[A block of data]
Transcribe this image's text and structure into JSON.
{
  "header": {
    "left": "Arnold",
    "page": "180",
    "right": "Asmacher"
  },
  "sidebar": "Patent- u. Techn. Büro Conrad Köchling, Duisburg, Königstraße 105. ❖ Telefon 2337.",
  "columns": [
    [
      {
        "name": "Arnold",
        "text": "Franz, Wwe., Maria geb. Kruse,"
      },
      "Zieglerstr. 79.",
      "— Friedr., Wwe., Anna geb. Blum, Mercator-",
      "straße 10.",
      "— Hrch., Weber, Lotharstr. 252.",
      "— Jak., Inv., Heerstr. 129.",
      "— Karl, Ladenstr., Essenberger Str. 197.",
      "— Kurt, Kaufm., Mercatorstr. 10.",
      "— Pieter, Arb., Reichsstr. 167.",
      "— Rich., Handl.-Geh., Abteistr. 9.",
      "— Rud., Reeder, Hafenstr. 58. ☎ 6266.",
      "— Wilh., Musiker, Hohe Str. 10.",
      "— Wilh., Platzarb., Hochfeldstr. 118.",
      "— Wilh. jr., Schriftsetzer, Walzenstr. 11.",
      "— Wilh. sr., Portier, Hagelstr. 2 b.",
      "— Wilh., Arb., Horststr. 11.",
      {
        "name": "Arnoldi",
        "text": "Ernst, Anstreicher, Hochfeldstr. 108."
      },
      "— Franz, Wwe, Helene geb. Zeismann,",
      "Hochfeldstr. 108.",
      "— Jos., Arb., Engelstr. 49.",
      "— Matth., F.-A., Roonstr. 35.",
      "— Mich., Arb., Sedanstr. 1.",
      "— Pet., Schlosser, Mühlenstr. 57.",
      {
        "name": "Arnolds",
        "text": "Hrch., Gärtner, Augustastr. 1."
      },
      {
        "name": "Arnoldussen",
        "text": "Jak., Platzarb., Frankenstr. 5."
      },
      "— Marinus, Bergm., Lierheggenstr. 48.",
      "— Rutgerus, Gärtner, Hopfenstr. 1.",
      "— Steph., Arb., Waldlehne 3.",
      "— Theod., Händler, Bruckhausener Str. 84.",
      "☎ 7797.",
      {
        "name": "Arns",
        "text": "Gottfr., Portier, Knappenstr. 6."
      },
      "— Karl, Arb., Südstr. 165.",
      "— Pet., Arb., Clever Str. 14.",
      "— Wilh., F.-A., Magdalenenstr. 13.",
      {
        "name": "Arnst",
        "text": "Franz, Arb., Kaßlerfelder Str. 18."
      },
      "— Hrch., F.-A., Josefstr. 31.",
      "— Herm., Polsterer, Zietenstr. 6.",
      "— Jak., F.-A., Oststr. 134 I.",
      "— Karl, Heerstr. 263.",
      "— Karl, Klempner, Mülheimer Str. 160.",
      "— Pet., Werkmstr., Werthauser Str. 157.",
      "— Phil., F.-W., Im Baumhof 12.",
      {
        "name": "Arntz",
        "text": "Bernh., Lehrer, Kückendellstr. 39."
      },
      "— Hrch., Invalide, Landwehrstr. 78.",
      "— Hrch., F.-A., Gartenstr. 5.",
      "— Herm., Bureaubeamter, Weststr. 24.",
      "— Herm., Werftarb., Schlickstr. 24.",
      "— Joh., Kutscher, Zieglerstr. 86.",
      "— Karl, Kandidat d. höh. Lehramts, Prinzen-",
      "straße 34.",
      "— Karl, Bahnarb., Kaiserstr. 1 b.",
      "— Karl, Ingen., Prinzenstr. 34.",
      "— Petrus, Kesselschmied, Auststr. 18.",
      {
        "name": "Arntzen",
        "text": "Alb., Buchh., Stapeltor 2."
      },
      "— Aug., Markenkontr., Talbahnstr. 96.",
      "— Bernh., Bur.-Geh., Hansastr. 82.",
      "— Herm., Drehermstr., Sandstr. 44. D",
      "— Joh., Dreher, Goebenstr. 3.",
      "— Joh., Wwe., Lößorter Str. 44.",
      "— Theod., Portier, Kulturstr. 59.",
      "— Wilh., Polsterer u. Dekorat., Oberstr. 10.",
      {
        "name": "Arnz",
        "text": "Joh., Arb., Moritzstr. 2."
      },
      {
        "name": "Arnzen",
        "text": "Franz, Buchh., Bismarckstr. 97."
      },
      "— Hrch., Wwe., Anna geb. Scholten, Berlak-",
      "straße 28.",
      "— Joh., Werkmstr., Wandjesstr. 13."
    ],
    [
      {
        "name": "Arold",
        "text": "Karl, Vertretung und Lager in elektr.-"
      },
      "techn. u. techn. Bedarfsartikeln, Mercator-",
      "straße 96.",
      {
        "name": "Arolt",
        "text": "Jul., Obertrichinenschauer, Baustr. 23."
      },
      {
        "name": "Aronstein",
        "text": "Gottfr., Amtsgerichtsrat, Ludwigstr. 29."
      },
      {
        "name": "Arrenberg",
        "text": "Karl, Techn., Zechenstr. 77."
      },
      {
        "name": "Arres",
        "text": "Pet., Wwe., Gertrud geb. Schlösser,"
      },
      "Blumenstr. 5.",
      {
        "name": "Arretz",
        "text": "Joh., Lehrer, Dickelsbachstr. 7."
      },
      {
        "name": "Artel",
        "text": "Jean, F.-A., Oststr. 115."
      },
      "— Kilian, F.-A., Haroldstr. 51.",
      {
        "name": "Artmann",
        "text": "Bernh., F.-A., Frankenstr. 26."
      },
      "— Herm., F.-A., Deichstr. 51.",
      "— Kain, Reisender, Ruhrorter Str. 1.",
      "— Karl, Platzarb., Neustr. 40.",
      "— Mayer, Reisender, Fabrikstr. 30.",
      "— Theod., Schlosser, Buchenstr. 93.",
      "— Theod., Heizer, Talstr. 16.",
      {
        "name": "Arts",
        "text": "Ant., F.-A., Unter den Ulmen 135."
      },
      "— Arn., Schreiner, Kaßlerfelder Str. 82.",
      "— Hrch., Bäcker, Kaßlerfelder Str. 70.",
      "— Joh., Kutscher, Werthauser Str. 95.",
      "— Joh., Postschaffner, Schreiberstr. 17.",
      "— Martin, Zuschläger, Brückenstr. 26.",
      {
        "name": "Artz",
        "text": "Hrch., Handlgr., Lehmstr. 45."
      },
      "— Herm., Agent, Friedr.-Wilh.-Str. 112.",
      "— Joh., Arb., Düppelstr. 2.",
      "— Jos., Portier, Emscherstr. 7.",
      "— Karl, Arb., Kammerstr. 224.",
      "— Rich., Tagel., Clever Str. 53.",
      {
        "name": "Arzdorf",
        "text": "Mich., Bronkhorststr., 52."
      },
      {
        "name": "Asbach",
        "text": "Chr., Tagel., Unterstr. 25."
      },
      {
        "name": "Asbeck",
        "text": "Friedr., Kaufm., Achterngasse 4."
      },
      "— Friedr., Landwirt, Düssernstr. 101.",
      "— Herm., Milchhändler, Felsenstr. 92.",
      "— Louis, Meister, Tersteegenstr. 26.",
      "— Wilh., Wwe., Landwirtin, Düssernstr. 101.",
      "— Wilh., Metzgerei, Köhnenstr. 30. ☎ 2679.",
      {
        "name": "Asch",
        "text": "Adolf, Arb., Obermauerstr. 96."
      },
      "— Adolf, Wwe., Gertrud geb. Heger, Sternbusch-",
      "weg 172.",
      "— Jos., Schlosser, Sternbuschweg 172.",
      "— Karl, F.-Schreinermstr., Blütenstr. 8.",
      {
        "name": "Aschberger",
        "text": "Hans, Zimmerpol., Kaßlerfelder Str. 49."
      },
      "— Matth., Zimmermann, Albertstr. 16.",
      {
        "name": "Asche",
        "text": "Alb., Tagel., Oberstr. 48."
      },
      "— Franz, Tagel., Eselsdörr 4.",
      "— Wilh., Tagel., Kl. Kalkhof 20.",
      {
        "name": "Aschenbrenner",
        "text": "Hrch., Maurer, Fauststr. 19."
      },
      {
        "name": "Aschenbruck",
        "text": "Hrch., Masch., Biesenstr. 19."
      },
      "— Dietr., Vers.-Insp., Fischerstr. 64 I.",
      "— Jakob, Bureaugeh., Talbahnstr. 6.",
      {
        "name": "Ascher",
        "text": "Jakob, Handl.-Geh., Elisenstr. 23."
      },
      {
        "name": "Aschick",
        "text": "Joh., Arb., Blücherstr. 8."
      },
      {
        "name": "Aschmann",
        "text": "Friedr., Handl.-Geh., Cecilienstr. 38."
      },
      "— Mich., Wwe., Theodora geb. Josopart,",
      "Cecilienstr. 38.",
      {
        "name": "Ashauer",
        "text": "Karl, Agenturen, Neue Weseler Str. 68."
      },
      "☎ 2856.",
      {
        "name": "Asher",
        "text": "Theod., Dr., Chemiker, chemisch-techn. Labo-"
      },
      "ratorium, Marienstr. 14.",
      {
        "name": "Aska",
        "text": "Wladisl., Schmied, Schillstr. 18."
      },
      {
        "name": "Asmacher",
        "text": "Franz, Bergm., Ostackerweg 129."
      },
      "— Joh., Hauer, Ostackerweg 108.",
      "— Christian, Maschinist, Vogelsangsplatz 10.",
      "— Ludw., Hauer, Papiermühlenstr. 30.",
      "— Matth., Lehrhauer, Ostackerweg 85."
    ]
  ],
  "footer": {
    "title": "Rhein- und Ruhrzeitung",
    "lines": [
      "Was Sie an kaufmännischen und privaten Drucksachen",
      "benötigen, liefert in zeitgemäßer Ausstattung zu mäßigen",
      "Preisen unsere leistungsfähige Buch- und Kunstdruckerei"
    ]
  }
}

▶ **TASK STATEMENT**
Look through the lines above and collect those with the word "Bergm".

▶ **RESULT OF THIS TASK**
      "— Marinus, Bergm., Lierheggenstr. 48.",
        "text": "Franz, Bergm., Ostackerweg 129."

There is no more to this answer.